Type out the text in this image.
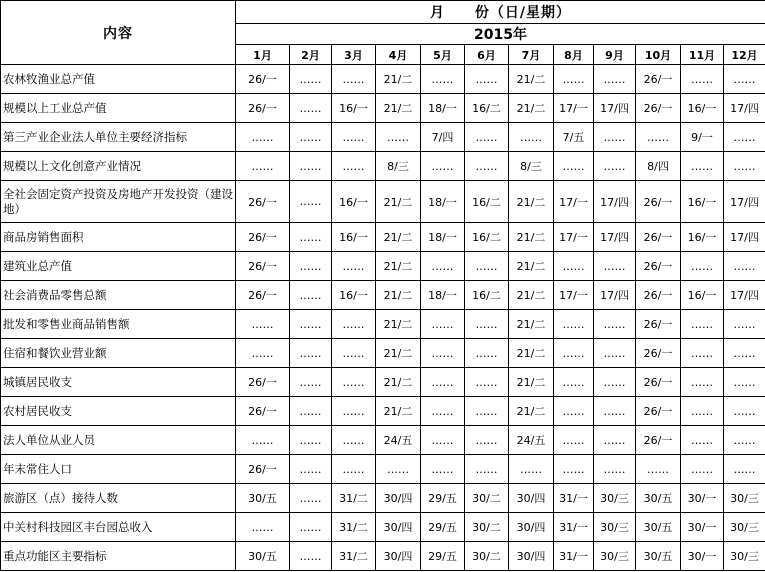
内容	月　　份（日/星期）											
	2015年											
	1月	2月	3月	4月	5月	6月	7月	8月	9月	10月	11月	12月
农林牧渔业总产值	26/一	……	……	21/二	……	……	21/二	……	……	26/一	……	……
规模以上工业总产值	26/一	……	16/一	21/二	18/一	16/二	21/二	17/一	17/四	26/一	16/一	17/四
第三产业企业法人单位主要经济指标	……	……	……	……	7/四	……	……	7/五	……	……	9/一	……
规模以上文化创意产业情况	……	……	……	8/三	……	……	8/三	……	……	8/四	……	……
全社会固定资产投资及房地产开发投资（建设地）	26/一	……	16/一	21/二	18/一	16/二	21/二	17/一	17/四	26/一	16/一	17/四
商品房销售面积	26/一	……	16/一	21/二	18/一	16/二	21/二	17/一	17/四	26/一	16/一	17/四
建筑业总产值	26/一	……	……	21/二	……	……	21/二	……	……	26/一	……	……
社会消费品零售总额	26/一	……	16/一	21/二	18/一	16/二	21/二	17/一	17/四	26/一	16/一	17/四
批发和零售业商品销售额	……	……	……	21/二	……	……	21/二	……	……	26/一	……	……
住宿和餐饮业营业额	……	……	……	21/二	……	……	21/二	……	……	26/一	……	……
城镇居民收支	26/一	……	……	21/二	……	……	21/二	……	……	26/一	……	……
农村居民收支	26/一	……	……	21/二	……	……	21/二	……	……	26/一	……	……
法人单位从业人员	……	……	……	24/五	……	……	24/五	……	……	26/一	……	……
年末常住人口	26/一	……	……	……	……	……	……	……	……	……	……	……
旅游区（点）接待人数	30/五	……	31/二	30/四	29/五	30/二	30/四	31/一	30/三	30/五	30/一	30/三
中关村科技园区丰台园总收入	……	……	31/二	30/四	29/五	30/二	30/四	31/一	30/三	30/五	30/一	30/三
重点功能区主要指标	30/五	……	31/二	30/四	29/五	30/二	30/四	31/一	30/三	30/五	30/一	30/三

**Your instructions:**
Take the listing and print it again exactly, but without any pictures.

**Response:**
Type out the text in this image.
内容	月　　份（日/星期）											
	2015年											
	1月	2月	3月	4月	5月	6月	7月	8月	9月	10月	11月	12月
农林牧渔业总产值	26/一	……	……	21/二	……	……	21/二	……	……	26/一	……	……
规模以上工业总产值	26/一	……	16/一	21/二	18/一	16/二	21/二	17/一	17/四	26/一	16/一	17/四
第三产业企业法人单位主要经济指标	……	……	……	……	7/四	……	……	7/五	……	……	9/一	……
规模以上文化创意产业情况	……	……	……	8/三	……	……	8/三	……	……	8/四	……	……
全社会固定资产投资及房地产开发投资（建设地）	26/一	……	16/一	21/二	18/一	16/二	21/二	17/一	17/四	26/一	16/一	17/四
商品房销售面积	26/一	……	16/一	21/二	18/一	16/二	21/二	17/一	17/四	26/一	16/一	17/四
建筑业总产值	26/一	……	……	21/二	……	……	21/二	……	……	26/一	……	……
社会消费品零售总额	26/一	……	16/一	21/二	18/一	16/二	21/二	17/一	17/四	26/一	16/一	17/四
批发和零售业商品销售额	……	……	……	21/二	……	……	21/二	……	……	26/一	……	……
住宿和餐饮业营业额	……	……	……	21/二	……	……	21/二	……	……	26/一	……	……
城镇居民收支	26/一	……	……	21/二	……	……	21/二	……	……	26/一	……	……
农村居民收支	26/一	……	……	21/二	……	……	21/二	……	……	26/一	……	……
法人单位从业人员	……	……	……	24/五	……	……	24/五	……	……	26/一	……	……
年末常住人口	26/一	……	……	……	……	……	……	……	……	……	……	……
旅游区（点）接待人数	30/五	……	31/二	30/四	29/五	30/二	30/四	31/一	30/三	30/五	30/一	30/三
中关村科技园区丰台园总收入	……	……	31/二	30/四	29/五	30/二	30/四	31/一	30/三	30/五	30/一	30/三
重点功能区主要指标	30/五	……	31/二	30/四	29/五	30/二	30/四	31/一	30/三	30/五	30/一	30/三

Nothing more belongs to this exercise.